- Task directions:
Extract and list every line that contains the word "максимальной".

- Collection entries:
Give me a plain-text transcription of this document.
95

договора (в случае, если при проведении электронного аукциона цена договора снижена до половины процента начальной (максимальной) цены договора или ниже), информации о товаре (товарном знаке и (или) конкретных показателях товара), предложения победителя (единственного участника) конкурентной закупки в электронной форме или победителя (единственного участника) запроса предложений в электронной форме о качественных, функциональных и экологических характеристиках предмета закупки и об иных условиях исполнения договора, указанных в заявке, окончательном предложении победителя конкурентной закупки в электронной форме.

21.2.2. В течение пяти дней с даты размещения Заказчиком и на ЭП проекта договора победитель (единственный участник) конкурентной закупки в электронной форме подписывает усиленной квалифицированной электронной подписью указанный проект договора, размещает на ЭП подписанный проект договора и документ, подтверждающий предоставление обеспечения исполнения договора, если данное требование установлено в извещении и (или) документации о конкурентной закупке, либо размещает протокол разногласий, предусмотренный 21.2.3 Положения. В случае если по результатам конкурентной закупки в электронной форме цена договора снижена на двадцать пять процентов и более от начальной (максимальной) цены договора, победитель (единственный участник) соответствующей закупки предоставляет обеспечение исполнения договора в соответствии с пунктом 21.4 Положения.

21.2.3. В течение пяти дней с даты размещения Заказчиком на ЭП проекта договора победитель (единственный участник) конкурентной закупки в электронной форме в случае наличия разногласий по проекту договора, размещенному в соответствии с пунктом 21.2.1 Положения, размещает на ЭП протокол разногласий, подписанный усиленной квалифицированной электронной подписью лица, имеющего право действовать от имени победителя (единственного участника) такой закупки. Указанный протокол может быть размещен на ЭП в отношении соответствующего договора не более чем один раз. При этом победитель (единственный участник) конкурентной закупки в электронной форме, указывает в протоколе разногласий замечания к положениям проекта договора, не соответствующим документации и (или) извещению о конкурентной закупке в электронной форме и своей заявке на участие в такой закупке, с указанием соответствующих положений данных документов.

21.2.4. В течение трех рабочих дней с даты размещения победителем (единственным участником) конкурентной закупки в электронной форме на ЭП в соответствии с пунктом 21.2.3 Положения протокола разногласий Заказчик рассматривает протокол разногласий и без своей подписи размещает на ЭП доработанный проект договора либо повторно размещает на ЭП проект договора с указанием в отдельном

- Task response:
договора (в случае, если при проведении электронного аукциона цена договора снижена до половины процента начальной (максимальной) цены договора или ниже), информации о товаре (товарном знаке и (или) конкретных показателях товара), предложения победителя (единственного участника) конкурентной закупки в электронной форме или победителя (единственного участника) запроса предложений в электронной форме о качественных, функциональных и экологических характеристиках предмета закупки и об иных условиях исполнения договора, указанных в заявке, окончательном предложении победителя конкурентной закупки в электронной форме.
21.2.2. В течение пяти дней с даты размещения Заказчиком и на ЭП проекта договора победитель (единственный участник) конкурентной закупки в электронной форме подписывает усиленной квалифицированной электронной подписью указанный проект договора, размещает на ЭП подписанный проект договора и документ, подтверждающий предоставление обеспечения исполнения договора, если данное требование установлено в извещении и (или) документации о конкурентной закупке, либо размещает протокол разногласий, предусмотренный 21.2.3 Положения. В случае если по результатам конкурентной закупки в электронной форме цена договора снижена на двадцать пять процентов и более от начальной (максимальной) цены договора, победитель (единственный участник) соответствующей закупки предоставляет обеспечение исполнения договора в соответствии с пунктом 21.4 Положения.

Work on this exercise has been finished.